▶

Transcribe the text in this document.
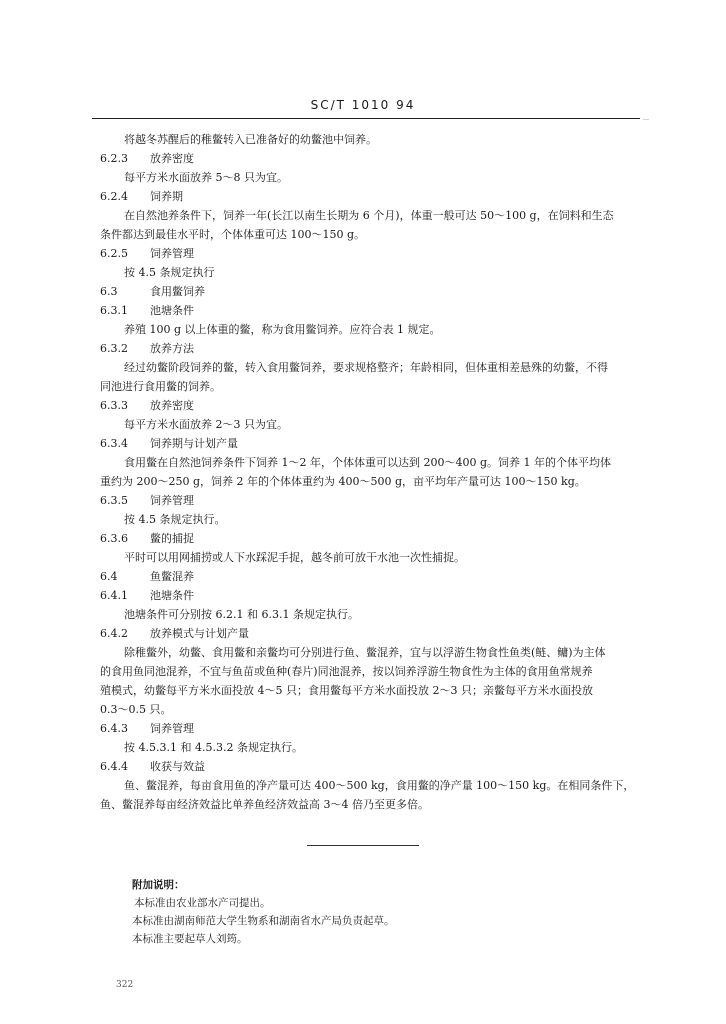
SC/T 1010 94
…

将越冬苏醒后的稚鳖转入已准备好的幼鳖池中饲养。

6.2.3 放养密度

每平方米水面放养 5～8 只为宜。

6.2.4 饲养期

在自然池养条件下，饲养一年(长江以南生长期为 6 个月)，体重一般可达 50～100 g，在饲料和生态

条件都达到最佳水平时，个体体重可达 100～150 g。

6.2.5 饲养管理

按 4.5 条规定执行

6.3	食用鳖饲养

6.3.1 池塘条件

养殖 100 g 以上体重的鳖，称为食用鳖饲养。应符合表 1 规定。

6.3.2 放养方法

经过幼鳖阶段饲养的鳖，转入食用鳖饲养，要求规格整齐；年龄相同，但体重相差悬殊的幼鳖，不得

同池进行食用鳖的饲养。

6.3.3 放养密度

每平方米水面放养 2～3 只为宜。

6.3.4 饲养期与计划产量

食用鳖在自然池饲养条件下饲养 1～2 年，个体体重可以达到 200～400 g。饲养 1 年的个体平均体

重约为 200～250 g，饲养 2 年的个体体重约为 400～500 g，亩平均年产量可达 100～150 kg。

6.3.5 饲养管理

按 4.5 条规定执行。

6.3.6 鳖的捕捉

平时可以用网捕捞或人下水踩泥手捉，越冬前可放干水池一次性捕捉。

6.4	鱼鳖混养

6.4.1 池塘条件

池塘条件可分别按 6.2.1 和 6.3.1 条规定执行。

6.4.2 放养模式与计划产量

除稚鳖外，幼鳖、食用鳖和亲鳖均可分别进行鱼、鳖混养，宜与以浮游生物食性鱼类(鲢、鳙)为主体

的食用鱼同池混养，不宜与鱼苗或鱼种(春片)同池混养，按以饲养浮游生物食性为主体的食用鱼常规养

殖模式，幼鳖每平方米水面投放 4～5 只；食用鳖每平方米水面投放 2～3 只；亲鳖每平方米水面投放

0.3～0.5 只。

6.4.3 饲养管理

按 4.5.3.1 和 4.5.3.2 条规定执行。

6.4.4 收获与效益

鱼、鳖混养，每亩食用鱼的净产量可达 400～500 kg，食用鳖的净产量 100～150 kg。在相同条件下，

鱼、鳖混养每亩经济效益比单养鱼经济效益高 3～4 倍乃至更多倍。

附加说明：

本标准由农业部水产司提出。

本标准由湖南师范大学生物系和湖南省水产局负责起草。

本标准主要起草人刘筠。

322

◀

§ Exercise requirements
Omit the images and transcribe all of the records above word for word.

§ Exercise result
Transcribe the text in this document.
SC/T 1010 94
…

将越冬苏醒后的稚鳖转入已准备好的幼鳖池中饲养。

6.2.3 放养密度

每平方米水面放养 5～8 只为宜。

6.2.4 饲养期

在自然池养条件下，饲养一年(长江以南生长期为 6 个月)，体重一般可达 50～100 g，在饲料和生态

条件都达到最佳水平时，个体体重可达 100～150 g。

6.2.5 饲养管理

按 4.5 条规定执行

6.3	食用鳖饲养

6.3.1 池塘条件

养殖 100 g 以上体重的鳖，称为食用鳖饲养。应符合表 1 规定。

6.3.2 放养方法

经过幼鳖阶段饲养的鳖，转入食用鳖饲养，要求规格整齐；年龄相同，但体重相差悬殊的幼鳖，不得

同池进行食用鳖的饲养。

6.3.3 放养密度

每平方米水面放养 2～3 只为宜。

6.3.4 饲养期与计划产量

食用鳖在自然池饲养条件下饲养 1～2 年，个体体重可以达到 200～400 g。饲养 1 年的个体平均体

重约为 200～250 g，饲养 2 年的个体体重约为 400～500 g，亩平均年产量可达 100～150 kg。

6.3.5 饲养管理

按 4.5 条规定执行。

6.3.6 鳖的捕捉

平时可以用网捕捞或人下水踩泥手捉，越冬前可放干水池一次性捕捉。

6.4	鱼鳖混养

6.4.1 池塘条件

池塘条件可分别按 6.2.1 和 6.3.1 条规定执行。

6.4.2 放养模式与计划产量

除稚鳖外，幼鳖、食用鳖和亲鳖均可分别进行鱼、鳖混养，宜与以浮游生物食性鱼类(鲢、鳙)为主体

的食用鱼同池混养，不宜与鱼苗或鱼种(春片)同池混养，按以饲养浮游生物食性为主体的食用鱼常规养

殖模式，幼鳖每平方米水面投放 4～5 只；食用鳖每平方米水面投放 2～3 只；亲鳖每平方米水面投放

0.3～0.5 只。

6.4.3 饲养管理

按 4.5.3.1 和 4.5.3.2 条规定执行。

6.4.4 收获与效益

鱼、鳖混养，每亩食用鱼的净产量可达 400～500 kg，食用鳖的净产量 100～150 kg。在相同条件下，

鱼、鳖混养每亩经济效益比单养鱼经济效益高 3～4 倍乃至更多倍。

附加说明：

本标准由农业部水产司提出。

本标准由湖南师范大学生物系和湖南省水产局负责起草。

本标准主要起草人刘筠。

322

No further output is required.